From the records below, pull each line that has "July".

— start Raw data —

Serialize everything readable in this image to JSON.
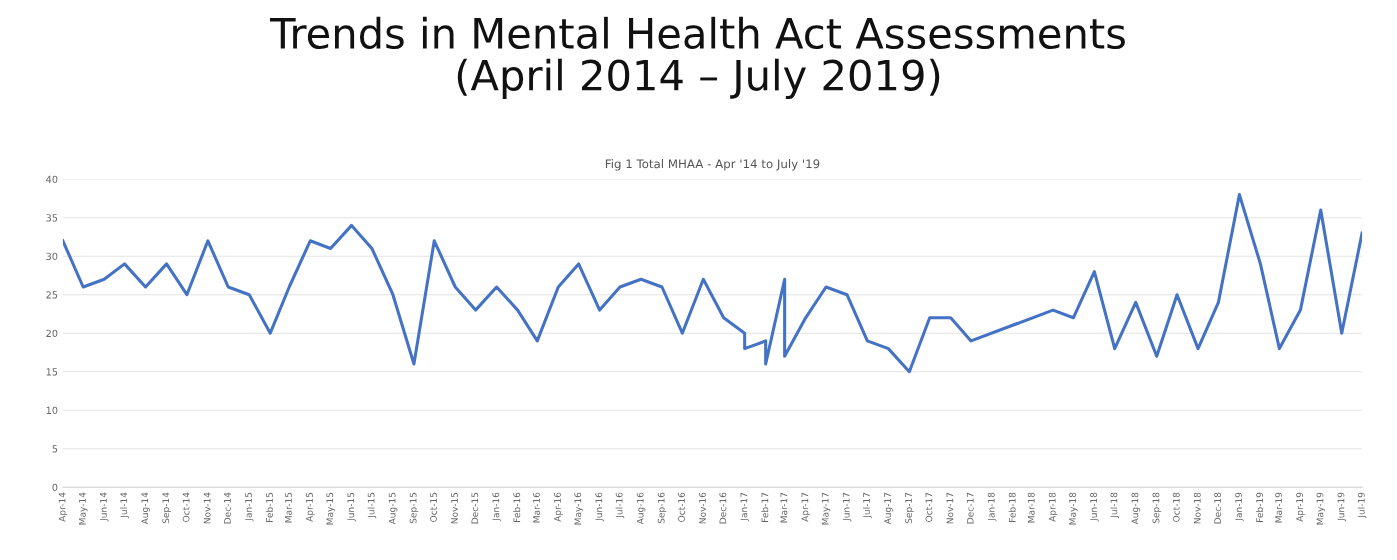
{
  "chart_data": {
    "type": "line",
    "title": "Trends in Mental Health Act Assessments\n(April 2014 – July 2019)",
    "subtitle": "Fig 1 Total MHAA - Apr '14 to July '19",
    "x": [
      "2014-04",
      "2014-05",
      "2014-06",
      "2014-07",
      "2014-08",
      "2014-09",
      "2014-10",
      "2014-11",
      "2014-12",
      "2015-01",
      "2015-02",
      "2015-03",
      "2015-04",
      "2015-05",
      "2015-06",
      "2015-07",
      "2015-08",
      "2015-09",
      "2015-10",
      "2015-11",
      "2015-12",
      "2016-01",
      "2016-02",
      "2016-03",
      "2016-04",
      "2016-05",
      "2016-06",
      "2016-07",
      "2016-08",
      "2016-09",
      "2016-10",
      "2016-11",
      "2016-12",
      "2017-01",
      "2017-01",
      "2017-02",
      "2017-02",
      "2017-03",
      "2017-03",
      "2017-04",
      "2017-05",
      "2017-06",
      "2017-07",
      "2017-08",
      "2017-09",
      "2017-10",
      "2017-11",
      "2017-12",
      "2018-04",
      "2018-05",
      "2018-06",
      "2018-07",
      "2018-08",
      "2018-09",
      "2018-10",
      "2018-11",
      "2018-12",
      "2019-01",
      "2019-02",
      "2019-03",
      "2019-04",
      "2019-05",
      "2019-06",
      "2019-07"
    ],
    "series": [
      {
        "color": "#4472c4",
        "values": [
          32,
          26,
          27,
          29,
          26,
          29,
          25,
          32,
          26,
          25,
          20,
          26,
          32,
          31,
          34,
          31,
          25,
          16,
          32,
          26,
          23,
          26,
          23,
          19,
          26,
          29,
          23,
          26,
          27,
          26,
          20,
          27,
          22,
          20,
          18,
          19,
          16,
          27,
          17,
          22,
          26,
          25,
          19,
          18,
          15,
          22,
          22,
          19,
          23,
          22,
          28,
          18,
          24,
          17,
          25,
          18,
          24,
          38,
          29,
          18,
          23,
          36,
          20,
          33
        ]
      }
    ],
    "xlim": [
      "2014-04",
      "2019-07"
    ],
    "xticks": [
      {
        "value": "2014-04",
        "label": "Apr-14"
      },
      {
        "value": "2014-05",
        "label": "May-14"
      },
      {
        "value": "2014-06",
        "label": "Jun-14"
      },
      {
        "value": "2014-07",
        "label": "Jul-14"
      },
      {
        "value": "2014-08",
        "label": "Aug-14"
      },
      {
        "value": "2014-09",
        "label": "Sep-14"
      },
      {
        "value": "2014-10",
        "label": "Oct-14"
      },
      {
        "value": "2014-11",
        "label": "Nov-14"
      },
      {
        "value": "2014-12",
        "label": "Dec-14"
      },
      {
        "value": "2015-01",
        "label": "Jan-15"
      },
      {
        "value": "2015-02",
        "label": "Feb-15"
      },
      {
        "value": "2015-03",
        "label": "Mar-15"
      },
      {
        "value": "2015-04",
        "label": "Apr-15"
      },
      {
        "value": "2015-05",
        "label": "May-15"
      },
      {
        "value": "2015-06",
        "label": "Jun-15"
      },
      {
        "value": "2015-07",
        "label": "Jul-15"
      },
      {
        "value": "2015-08",
        "label": "Aug-15"
      },
      {
        "value": "2015-09",
        "label": "Sep-15"
      },
      {
        "value": "2015-10",
        "label": "Oct-15"
      },
      {
        "value": "2015-11",
        "label": "Nov-15"
      },
      {
        "value": "2015-12",
        "label": "Dec-15"
      },
      {
        "value": "2016-01",
        "label": "Jan-16"
      },
      {
        "value": "2016-02",
        "label": "Feb-16"
      },
      {
        "value": "2016-03",
        "label": "Mar-16"
      },
      {
        "value": "2016-04",
        "label": "Apr-16"
      },
      {
        "value": "2016-05",
        "label": "May-16"
      },
      {
        "value": "2016-06",
        "label": "Jun-16"
      },
      {
        "value": "2016-07",
        "label": "Jul-16"
      },
      {
        "value": "2016-08",
        "label": "Aug-16"
      },
      {
        "value": "2016-09",
        "label": "Sep-16"
      },
      {
        "value": "2016-10",
        "label": "Oct-16"
      },
      {
        "value": "2016-11",
        "label": "Nov-16"
      },
      {
        "value": "2016-12",
        "label": "Dec-16"
      },
      {
        "value": "2017-01",
        "label": "Jan-17"
      },
      {
        "value": "2017-02",
        "label": "Feb-17"
      },
      {
        "value": "2017-03",
        "label": "Mar-17"
      },
      {
        "value": "2017-04",
        "label": "Apr-17"
      },
      {
        "value": "2017-05",
        "label": "May-17"
      },
      {
        "value": "2017-06",
        "label": "Jun-17"
      },
      {
        "value": "2017-07",
        "label": "Jul-17"
      },
      {
        "value": "2017-08",
        "label": "Aug-17"
      },
      {
        "value": "2017-09",
        "label": "Sep-17"
      },
      {
        "value": "2017-10",
        "label": "Oct-17"
      },
      {
        "value": "2017-11",
        "label": "Nov-17"
      },
      {
        "value": "2017-12",
        "label": "Dec-17"
      },
      {
        "value": "2018-01",
        "label": "Jan-18"
      },
      {
        "value": "2018-02",
        "label": "Feb-18"
      },
      {
        "value": "2018-03",
        "label": "Mar-18"
      },
      {
        "value": "2018-04",
        "label": "Apr-18"
      },
      {
        "value": "2018-05",
        "label": "May-18"
      },
      {
        "value": "2018-06",
        "label": "Jun-18"
      },
      {
        "value": "2018-07",
        "label": "Jul-18"
      },
      {
        "value": "2018-08",
        "label": "Aug-18"
      },
      {
        "value": "2018-09",
        "label": "Sep-18"
      },
      {
        "value": "2018-10",
        "label": "Oct-18"
      },
      {
        "value": "2018-11",
        "label": "Nov-18"
      },
      {
        "value": "2018-12",
        "label": "Dec-18"
      },
      {
        "value": "2019-01",
        "label": "Jan-19"
      },
      {
        "value": "2019-02",
        "label": "Feb-19"
      },
      {
        "value": "2019-03",
        "label": "Mar-19"
      },
      {
        "value": "2019-04",
        "label": "Apr-19"
      },
      {
        "value": "2019-05",
        "label": "May-19"
      },
      {
        "value": "2019-06",
        "label": "Jun-19"
      },
      {
        "value": "2019-07",
        "label": "Jul-19"
      }
    ],
    "ylim": [
      0,
      40
    ],
    "yticks": [
      0,
      5,
      10,
      15,
      20,
      25,
      30,
      35,
      40
    ],
    "grid": "y",
    "marker": "none",
    "line_style": "solid"
  }
}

— end Raw data —

Written response -
    "title": "Trends in Mental Health Act Assessments\n(April 2014 – July 2019)",
    "subtitle": "Fig 1 Total MHAA - Apr '14 to July '19",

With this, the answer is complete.